● Work to do:
Quote all of the data below exactly, please.

● Exercise inputs:

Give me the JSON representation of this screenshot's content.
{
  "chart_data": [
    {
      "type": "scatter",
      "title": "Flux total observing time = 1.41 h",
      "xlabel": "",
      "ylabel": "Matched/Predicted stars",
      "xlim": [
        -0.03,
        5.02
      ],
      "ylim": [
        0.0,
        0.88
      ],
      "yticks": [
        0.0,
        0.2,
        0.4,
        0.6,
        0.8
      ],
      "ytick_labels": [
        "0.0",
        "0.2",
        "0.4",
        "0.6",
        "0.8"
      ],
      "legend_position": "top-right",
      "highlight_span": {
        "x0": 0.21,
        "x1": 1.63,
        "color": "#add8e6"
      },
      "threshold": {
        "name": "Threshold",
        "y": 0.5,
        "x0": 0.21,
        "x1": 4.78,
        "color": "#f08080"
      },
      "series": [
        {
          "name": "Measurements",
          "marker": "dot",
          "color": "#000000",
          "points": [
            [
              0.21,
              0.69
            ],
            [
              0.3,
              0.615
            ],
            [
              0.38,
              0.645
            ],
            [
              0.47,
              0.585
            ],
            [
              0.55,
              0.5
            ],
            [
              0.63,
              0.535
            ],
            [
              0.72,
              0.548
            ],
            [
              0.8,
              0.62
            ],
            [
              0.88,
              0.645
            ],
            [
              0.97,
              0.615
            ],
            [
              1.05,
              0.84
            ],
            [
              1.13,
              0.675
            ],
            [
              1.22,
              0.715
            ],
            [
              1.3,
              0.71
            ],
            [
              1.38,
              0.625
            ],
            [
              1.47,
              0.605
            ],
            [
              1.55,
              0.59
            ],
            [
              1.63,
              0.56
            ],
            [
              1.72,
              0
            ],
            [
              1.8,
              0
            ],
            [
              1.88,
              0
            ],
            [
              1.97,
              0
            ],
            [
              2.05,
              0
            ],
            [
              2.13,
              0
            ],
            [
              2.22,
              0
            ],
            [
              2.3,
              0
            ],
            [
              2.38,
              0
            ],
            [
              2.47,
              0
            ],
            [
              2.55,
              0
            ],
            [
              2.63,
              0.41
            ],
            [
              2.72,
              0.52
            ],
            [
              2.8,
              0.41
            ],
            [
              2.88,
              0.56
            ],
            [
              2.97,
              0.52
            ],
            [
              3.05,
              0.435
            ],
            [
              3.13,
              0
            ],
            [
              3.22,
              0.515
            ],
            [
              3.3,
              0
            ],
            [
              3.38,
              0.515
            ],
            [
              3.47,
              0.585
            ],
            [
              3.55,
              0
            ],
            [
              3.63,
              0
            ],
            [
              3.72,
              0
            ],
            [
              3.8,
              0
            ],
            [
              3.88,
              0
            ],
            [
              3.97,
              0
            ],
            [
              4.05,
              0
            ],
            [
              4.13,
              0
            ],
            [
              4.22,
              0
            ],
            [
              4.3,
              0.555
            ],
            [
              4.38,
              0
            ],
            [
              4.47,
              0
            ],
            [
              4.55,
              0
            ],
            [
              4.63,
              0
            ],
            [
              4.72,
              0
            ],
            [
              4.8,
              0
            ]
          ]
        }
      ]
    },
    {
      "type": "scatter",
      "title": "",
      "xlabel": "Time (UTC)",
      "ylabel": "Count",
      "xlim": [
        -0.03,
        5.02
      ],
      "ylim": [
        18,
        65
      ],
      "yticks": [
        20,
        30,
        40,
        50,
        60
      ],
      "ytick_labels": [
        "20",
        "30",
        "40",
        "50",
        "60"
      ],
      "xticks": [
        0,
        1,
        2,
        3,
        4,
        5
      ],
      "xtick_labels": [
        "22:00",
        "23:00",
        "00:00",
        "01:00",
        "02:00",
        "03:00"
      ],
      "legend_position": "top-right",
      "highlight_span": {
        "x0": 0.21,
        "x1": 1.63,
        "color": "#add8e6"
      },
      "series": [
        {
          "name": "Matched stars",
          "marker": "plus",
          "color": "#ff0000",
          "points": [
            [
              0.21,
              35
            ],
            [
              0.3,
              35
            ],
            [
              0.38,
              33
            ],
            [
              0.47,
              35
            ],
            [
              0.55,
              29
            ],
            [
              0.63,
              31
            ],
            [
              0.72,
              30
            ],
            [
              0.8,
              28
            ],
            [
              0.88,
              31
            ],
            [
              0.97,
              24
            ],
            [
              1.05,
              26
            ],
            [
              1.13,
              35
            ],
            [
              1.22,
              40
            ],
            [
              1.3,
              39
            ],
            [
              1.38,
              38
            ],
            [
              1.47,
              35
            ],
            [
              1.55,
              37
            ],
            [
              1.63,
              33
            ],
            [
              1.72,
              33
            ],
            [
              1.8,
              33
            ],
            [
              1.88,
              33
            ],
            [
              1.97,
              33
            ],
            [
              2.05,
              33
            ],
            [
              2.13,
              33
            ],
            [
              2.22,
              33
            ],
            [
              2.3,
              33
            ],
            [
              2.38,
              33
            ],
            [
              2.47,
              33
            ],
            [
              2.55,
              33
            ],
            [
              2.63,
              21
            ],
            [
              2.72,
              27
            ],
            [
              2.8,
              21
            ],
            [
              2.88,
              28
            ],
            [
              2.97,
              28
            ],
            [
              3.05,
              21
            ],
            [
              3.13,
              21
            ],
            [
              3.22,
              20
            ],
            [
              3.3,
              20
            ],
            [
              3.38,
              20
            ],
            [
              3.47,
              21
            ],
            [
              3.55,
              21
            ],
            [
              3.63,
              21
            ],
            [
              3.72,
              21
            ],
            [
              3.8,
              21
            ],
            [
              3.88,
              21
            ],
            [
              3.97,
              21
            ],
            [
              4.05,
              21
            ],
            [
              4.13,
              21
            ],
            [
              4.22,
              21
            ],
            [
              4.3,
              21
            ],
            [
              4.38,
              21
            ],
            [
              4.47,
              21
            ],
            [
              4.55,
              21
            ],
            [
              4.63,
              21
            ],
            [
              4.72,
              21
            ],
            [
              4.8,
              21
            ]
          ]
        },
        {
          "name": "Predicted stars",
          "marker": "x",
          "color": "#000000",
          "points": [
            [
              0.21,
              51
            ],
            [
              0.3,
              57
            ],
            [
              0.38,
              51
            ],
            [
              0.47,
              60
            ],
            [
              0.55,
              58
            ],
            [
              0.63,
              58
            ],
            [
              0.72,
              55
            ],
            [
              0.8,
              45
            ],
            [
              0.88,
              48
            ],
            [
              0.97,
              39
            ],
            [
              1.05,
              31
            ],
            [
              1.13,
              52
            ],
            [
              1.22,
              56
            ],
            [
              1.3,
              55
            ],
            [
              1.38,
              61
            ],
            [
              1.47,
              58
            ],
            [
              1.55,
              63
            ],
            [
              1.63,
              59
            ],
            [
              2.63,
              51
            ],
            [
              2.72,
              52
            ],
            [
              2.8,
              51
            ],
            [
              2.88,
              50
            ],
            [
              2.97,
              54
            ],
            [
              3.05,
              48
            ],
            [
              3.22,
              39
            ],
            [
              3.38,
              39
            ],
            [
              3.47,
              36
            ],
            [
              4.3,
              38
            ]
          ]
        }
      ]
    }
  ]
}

● Answer to this task:
Give me the JSON representation of this screenshot's content.
{
  "chart_data": [
    {
      "type": "scatter",
      "title": "Flux total observing time = 1.41 h",
      "xlabel": "",
      "ylabel": "Matched/Predicted stars",
      "xlim": [
        -0.03,
        5.02
      ],
      "ylim": [
        0.0,
        0.88
      ],
      "yticks": [
        0.0,
        0.2,
        0.4,
        0.6,
        0.8
      ],
      "ytick_labels": [
        "0.0",
        "0.2",
        "0.4",
        "0.6",
        "0.8"
      ],
      "legend_position": "top-right",
      "highlight_span": {
        "x0": 0.21,
        "x1": 1.63,
        "color": "#add8e6"
      },
      "threshold": {
        "name": "Threshold",
        "y": 0.5,
        "x0": 0.21,
        "x1": 4.78,
        "color": "#f08080"
      },
      "series": [
        {
          "name": "Measurements",
          "marker": "dot",
          "color": "#000000",
          "points": [
            [
              0.21,
              0.69
            ],
            [
              0.3,
              0.615
            ],
            [
              0.38,
              0.645
            ],
            [
              0.47,
              0.585
            ],
            [
              0.55,
              0.5
            ],
            [
              0.63,
              0.535
            ],
            [
              0.72,
              0.548
            ],
            [
              0.8,
              0.62
            ],
            [
              0.88,
              0.645
            ],
            [
              0.97,
              0.615
            ],
            [
              1.05,
              0.84
            ],
            [
              1.13,
              0.675
            ],
            [
              1.22,
              0.715
            ],
            [
              1.3,
              0.71
            ],
            [
              1.38,
              0.625
            ],
            [
              1.47,
              0.605
            ],
            [
              1.55,
              0.59
            ],
            [
              1.63,
              0.56
            ],
            [
              1.72,
              0
            ],
            [
              1.8,
              0
            ],
            [
              1.88,
              0
            ],
            [
              1.97,
              0
            ],
            [
              2.05,
              0
            ],
            [
              2.13,
              0
            ],
            [
              2.22,
              0
            ],
            [
              2.3,
              0
            ],
            [
              2.38,
              0
            ],
            [
              2.47,
              0
            ],
            [
              2.55,
              0
            ],
            [
              2.63,
              0.41
            ],
            [
              2.72,
              0.52
            ],
            [
              2.8,
              0.41
            ],
            [
              2.88,
              0.56
            ],
            [
              2.97,
              0.52
            ],
            [
              3.05,
              0.435
            ],
            [
              3.13,
              0
            ],
            [
              3.22,
              0.515
            ],
            [
              3.3,
              0
            ],
            [
              3.38,
              0.515
            ],
            [
              3.47,
              0.585
            ],
            [
              3.55,
              0
            ],
            [
              3.63,
              0
            ],
            [
              3.72,
              0
            ],
            [
              3.8,
              0
            ],
            [
              3.88,
              0
            ],
            [
              3.97,
              0
            ],
            [
              4.05,
              0
            ],
            [
              4.13,
              0
            ],
            [
              4.22,
              0
            ],
            [
              4.3,
              0.555
            ],
            [
              4.38,
              0
            ],
            [
              4.47,
              0
            ],
            [
              4.55,
              0
            ],
            [
              4.63,
              0
            ],
            [
              4.72,
              0
            ],
            [
              4.8,
              0
            ]
          ]
        }
      ]
    },
    {
      "type": "scatter",
      "title": "",
      "xlabel": "Time (UTC)",
      "ylabel": "Count",
      "xlim": [
        -0.03,
        5.02
      ],
      "ylim": [
        18,
        65
      ],
      "yticks": [
        20,
        30,
        40,
        50,
        60
      ],
      "ytick_labels": [
        "20",
        "30",
        "40",
        "50",
        "60"
      ],
      "xticks": [
        0,
        1,
        2,
        3,
        4,
        5
      ],
      "xtick_labels": [
        "22:00",
        "23:00",
        "00:00",
        "01:00",
        "02:00",
        "03:00"
      ],
      "legend_position": "top-right",
      "highlight_span": {
        "x0": 0.21,
        "x1": 1.63,
        "color": "#add8e6"
      },
      "series": [
        {
          "name": "Matched stars",
          "marker": "plus",
          "color": "#ff0000",
          "points": [
            [
              0.21,
              35
            ],
            [
              0.3,
              35
            ],
            [
              0.38,
              33
            ],
            [
              0.47,
              35
            ],
            [
              0.55,
              29
            ],
            [
              0.63,
              31
            ],
            [
              0.72,
              30
            ],
            [
              0.8,
              28
            ],
            [
              0.88,
              31
            ],
            [
              0.97,
              24
            ],
            [
              1.05,
              26
            ],
            [
              1.13,
              35
            ],
            [
              1.22,
              40
            ],
            [
              1.3,
              39
            ],
            [
              1.38,
              38
            ],
            [
              1.47,
              35
            ],
            [
              1.55,
              37
            ],
            [
              1.63,
              33
            ],
            [
              1.72,
              33
            ],
            [
              1.8,
              33
            ],
            [
              1.88,
              33
            ],
            [
              1.97,
              33
            ],
            [
              2.05,
              33
            ],
            [
              2.13,
              33
            ],
            [
              2.22,
              33
            ],
            [
              2.3,
              33
            ],
            [
              2.38,
              33
            ],
            [
              2.47,
              33
            ],
            [
              2.55,
              33
            ],
            [
              2.63,
              21
            ],
            [
              2.72,
              27
            ],
            [
              2.8,
              21
            ],
            [
              2.88,
              28
            ],
            [
              2.97,
              28
            ],
            [
              3.05,
              21
            ],
            [
              3.13,
              21
            ],
            [
              3.22,
              20
            ],
            [
              3.3,
              20
            ],
            [
              3.38,
              20
            ],
            [
              3.47,
              21
            ],
            [
              3.55,
              21
            ],
            [
              3.63,
              21
            ],
            [
              3.72,
              21
            ],
            [
              3.8,
              21
            ],
            [
              3.88,
              21
            ],
            [
              3.97,
              21
            ],
            [
              4.05,
              21
            ],
            [
              4.13,
              21
            ],
            [
              4.22,
              21
            ],
            [
              4.3,
              21
            ],
            [
              4.38,
              21
            ],
            [
              4.47,
              21
            ],
            [
              4.55,
              21
            ],
            [
              4.63,
              21
            ],
            [
              4.72,
              21
            ],
            [
              4.8,
              21
            ]
          ]
        },
        {
          "name": "Predicted stars",
          "marker": "x",
          "color": "#000000",
          "points": [
            [
              0.21,
              51
            ],
            [
              0.3,
              57
            ],
            [
              0.38,
              51
            ],
            [
              0.47,
              60
            ],
            [
              0.55,
              58
            ],
            [
              0.63,
              58
            ],
            [
              0.72,
              55
            ],
            [
              0.8,
              45
            ],
            [
              0.88,
              48
            ],
            [
              0.97,
              39
            ],
            [
              1.05,
              31
            ],
            [
              1.13,
              52
            ],
            [
              1.22,
              56
            ],
            [
              1.3,
              55
            ],
            [
              1.38,
              61
            ],
            [
              1.47,
              58
            ],
            [
              1.55,
              63
            ],
            [
              1.63,
              59
            ],
            [
              2.63,
              51
            ],
            [
              2.72,
              52
            ],
            [
              2.8,
              51
            ],
            [
              2.88,
              50
            ],
            [
              2.97,
              54
            ],
            [
              3.05,
              48
            ],
            [
              3.22,
              39
            ],
            [
              3.38,
              39
            ],
            [
              3.47,
              36
            ],
            [
              4.3,
              38
            ]
          ]
        }
      ]
    }
  ]
}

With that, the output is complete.